Directive – Nothing but the lines from the one with "Parse this screenshot: output" to the final line should be returned, each exactly as it appears.
>> start Stored records
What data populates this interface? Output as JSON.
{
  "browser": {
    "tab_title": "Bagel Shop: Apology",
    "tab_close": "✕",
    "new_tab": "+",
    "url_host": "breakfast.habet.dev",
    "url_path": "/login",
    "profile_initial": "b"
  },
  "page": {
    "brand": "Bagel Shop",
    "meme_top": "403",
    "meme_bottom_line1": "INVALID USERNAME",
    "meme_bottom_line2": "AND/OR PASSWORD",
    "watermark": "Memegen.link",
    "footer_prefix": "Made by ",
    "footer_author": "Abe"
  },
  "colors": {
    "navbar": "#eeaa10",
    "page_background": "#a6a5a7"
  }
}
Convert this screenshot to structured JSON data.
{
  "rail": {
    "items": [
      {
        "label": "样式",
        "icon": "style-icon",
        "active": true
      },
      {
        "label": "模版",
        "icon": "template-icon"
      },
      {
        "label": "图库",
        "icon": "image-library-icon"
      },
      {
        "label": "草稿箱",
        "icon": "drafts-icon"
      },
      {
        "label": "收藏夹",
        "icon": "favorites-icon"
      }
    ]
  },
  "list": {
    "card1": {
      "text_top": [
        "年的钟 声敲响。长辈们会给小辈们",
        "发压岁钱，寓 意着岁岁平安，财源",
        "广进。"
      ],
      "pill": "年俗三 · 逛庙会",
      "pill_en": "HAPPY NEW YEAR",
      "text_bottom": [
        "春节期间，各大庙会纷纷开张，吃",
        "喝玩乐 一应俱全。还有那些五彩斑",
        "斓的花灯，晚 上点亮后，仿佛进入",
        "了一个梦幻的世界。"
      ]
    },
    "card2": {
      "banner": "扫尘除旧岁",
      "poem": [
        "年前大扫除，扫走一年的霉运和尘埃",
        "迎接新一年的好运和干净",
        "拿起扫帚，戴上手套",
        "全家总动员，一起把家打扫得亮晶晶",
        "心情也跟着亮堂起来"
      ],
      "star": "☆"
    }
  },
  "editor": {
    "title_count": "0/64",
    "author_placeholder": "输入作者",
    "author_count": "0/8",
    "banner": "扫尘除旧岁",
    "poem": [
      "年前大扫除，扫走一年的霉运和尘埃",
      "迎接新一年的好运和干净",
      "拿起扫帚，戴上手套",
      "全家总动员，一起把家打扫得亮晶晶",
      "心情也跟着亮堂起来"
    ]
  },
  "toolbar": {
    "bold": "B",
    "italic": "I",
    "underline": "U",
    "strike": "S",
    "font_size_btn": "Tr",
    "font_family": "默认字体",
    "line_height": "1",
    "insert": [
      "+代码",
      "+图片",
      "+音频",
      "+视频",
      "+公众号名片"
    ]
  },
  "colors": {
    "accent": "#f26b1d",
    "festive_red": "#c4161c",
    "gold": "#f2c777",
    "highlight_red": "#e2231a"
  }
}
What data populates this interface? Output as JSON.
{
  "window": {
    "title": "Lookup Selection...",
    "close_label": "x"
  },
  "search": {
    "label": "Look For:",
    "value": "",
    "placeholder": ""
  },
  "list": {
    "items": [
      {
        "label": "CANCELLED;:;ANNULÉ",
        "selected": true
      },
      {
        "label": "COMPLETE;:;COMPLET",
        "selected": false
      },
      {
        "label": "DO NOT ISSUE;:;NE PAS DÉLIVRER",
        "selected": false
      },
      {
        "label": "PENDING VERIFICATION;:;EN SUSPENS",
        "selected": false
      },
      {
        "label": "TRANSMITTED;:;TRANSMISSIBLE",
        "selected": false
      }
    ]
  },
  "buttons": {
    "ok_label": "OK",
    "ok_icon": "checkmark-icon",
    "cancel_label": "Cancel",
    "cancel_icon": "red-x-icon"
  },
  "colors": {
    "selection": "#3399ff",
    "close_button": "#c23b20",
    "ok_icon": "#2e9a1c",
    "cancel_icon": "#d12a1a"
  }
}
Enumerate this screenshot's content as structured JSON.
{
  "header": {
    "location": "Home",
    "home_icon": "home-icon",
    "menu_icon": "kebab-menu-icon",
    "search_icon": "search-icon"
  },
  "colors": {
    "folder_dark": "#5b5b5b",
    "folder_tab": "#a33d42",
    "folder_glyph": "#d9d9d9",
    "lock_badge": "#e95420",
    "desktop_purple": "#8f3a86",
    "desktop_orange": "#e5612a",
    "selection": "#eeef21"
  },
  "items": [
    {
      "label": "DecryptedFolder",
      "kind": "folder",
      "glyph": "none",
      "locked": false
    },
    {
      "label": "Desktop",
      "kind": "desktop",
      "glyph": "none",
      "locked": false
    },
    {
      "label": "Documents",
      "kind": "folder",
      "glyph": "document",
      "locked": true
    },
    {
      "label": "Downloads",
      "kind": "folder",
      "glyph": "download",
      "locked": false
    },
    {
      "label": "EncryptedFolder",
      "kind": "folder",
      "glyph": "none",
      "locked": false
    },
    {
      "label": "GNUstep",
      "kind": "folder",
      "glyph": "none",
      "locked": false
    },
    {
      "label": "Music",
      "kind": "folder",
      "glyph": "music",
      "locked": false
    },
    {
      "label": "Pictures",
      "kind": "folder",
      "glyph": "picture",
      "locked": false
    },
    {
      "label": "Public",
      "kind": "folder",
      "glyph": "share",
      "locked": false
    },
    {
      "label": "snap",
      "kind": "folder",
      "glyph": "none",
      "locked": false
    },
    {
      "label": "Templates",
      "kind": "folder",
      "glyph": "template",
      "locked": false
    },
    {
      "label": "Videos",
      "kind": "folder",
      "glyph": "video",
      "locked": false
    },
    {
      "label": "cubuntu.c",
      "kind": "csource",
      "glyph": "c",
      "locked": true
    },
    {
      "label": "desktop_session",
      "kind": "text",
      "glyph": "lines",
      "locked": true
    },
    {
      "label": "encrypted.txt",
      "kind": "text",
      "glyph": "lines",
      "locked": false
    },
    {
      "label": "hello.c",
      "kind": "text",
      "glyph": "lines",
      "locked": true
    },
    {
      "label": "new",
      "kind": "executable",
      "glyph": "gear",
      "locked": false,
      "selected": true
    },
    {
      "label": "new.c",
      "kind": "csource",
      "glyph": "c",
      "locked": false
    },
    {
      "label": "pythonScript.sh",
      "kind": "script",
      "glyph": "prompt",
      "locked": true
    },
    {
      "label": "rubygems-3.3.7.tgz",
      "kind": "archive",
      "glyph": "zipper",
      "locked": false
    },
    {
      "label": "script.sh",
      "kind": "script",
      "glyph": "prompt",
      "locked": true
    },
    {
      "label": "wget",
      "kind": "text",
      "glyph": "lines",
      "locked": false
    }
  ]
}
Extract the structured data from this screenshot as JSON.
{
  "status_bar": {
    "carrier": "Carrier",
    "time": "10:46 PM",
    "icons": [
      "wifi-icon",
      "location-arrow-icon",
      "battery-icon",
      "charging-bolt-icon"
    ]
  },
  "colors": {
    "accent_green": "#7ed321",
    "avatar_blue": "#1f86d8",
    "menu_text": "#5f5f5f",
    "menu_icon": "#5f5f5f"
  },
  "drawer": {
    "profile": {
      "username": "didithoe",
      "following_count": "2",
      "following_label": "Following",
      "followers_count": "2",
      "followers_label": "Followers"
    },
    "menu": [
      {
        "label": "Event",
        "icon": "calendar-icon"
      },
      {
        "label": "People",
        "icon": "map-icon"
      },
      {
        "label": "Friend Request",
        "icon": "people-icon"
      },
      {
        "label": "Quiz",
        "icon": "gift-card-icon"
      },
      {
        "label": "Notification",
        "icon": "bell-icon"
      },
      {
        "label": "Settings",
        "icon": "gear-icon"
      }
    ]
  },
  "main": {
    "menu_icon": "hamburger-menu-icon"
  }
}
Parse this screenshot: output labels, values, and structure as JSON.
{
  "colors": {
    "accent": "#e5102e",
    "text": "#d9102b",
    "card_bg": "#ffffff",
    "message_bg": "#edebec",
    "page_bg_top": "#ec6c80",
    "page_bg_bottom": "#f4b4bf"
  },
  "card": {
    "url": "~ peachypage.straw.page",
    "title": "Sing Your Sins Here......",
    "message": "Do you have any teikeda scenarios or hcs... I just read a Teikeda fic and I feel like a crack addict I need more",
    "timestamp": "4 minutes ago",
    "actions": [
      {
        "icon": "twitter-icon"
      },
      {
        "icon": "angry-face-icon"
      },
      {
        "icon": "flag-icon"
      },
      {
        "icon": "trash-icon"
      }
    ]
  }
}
>> end Stored records
The response –
Parse this screenshot: output labels, values, and structure as JSON.
{
  "colors": {
    "accent": "#e5102e",
    "text": "#d9102b",
    "card_bg": "#ffffff",
    "message_bg": "#edebec",
    "page_bg_top": "#ec6c80",
    "page_bg_bottom": "#f4b4bf"
  },
  "card": {
    "url": "~ peachypage.straw.page",
    "title": "Sing Your Sins Here......",
    "message": "Do you have any teikeda scenarios or hcs... I just read a Teikeda fic and I feel like a crack addict I need more",
    "timestamp": "4 minutes ago",
    "actions": [
      {
        "icon": "twitter-icon"
      },
      {
        "icon": "angry-face-icon"
      },
      {
        "icon": "flag-icon"
      },
      {
        "icon": "trash-icon"
      }
    ]
  }
}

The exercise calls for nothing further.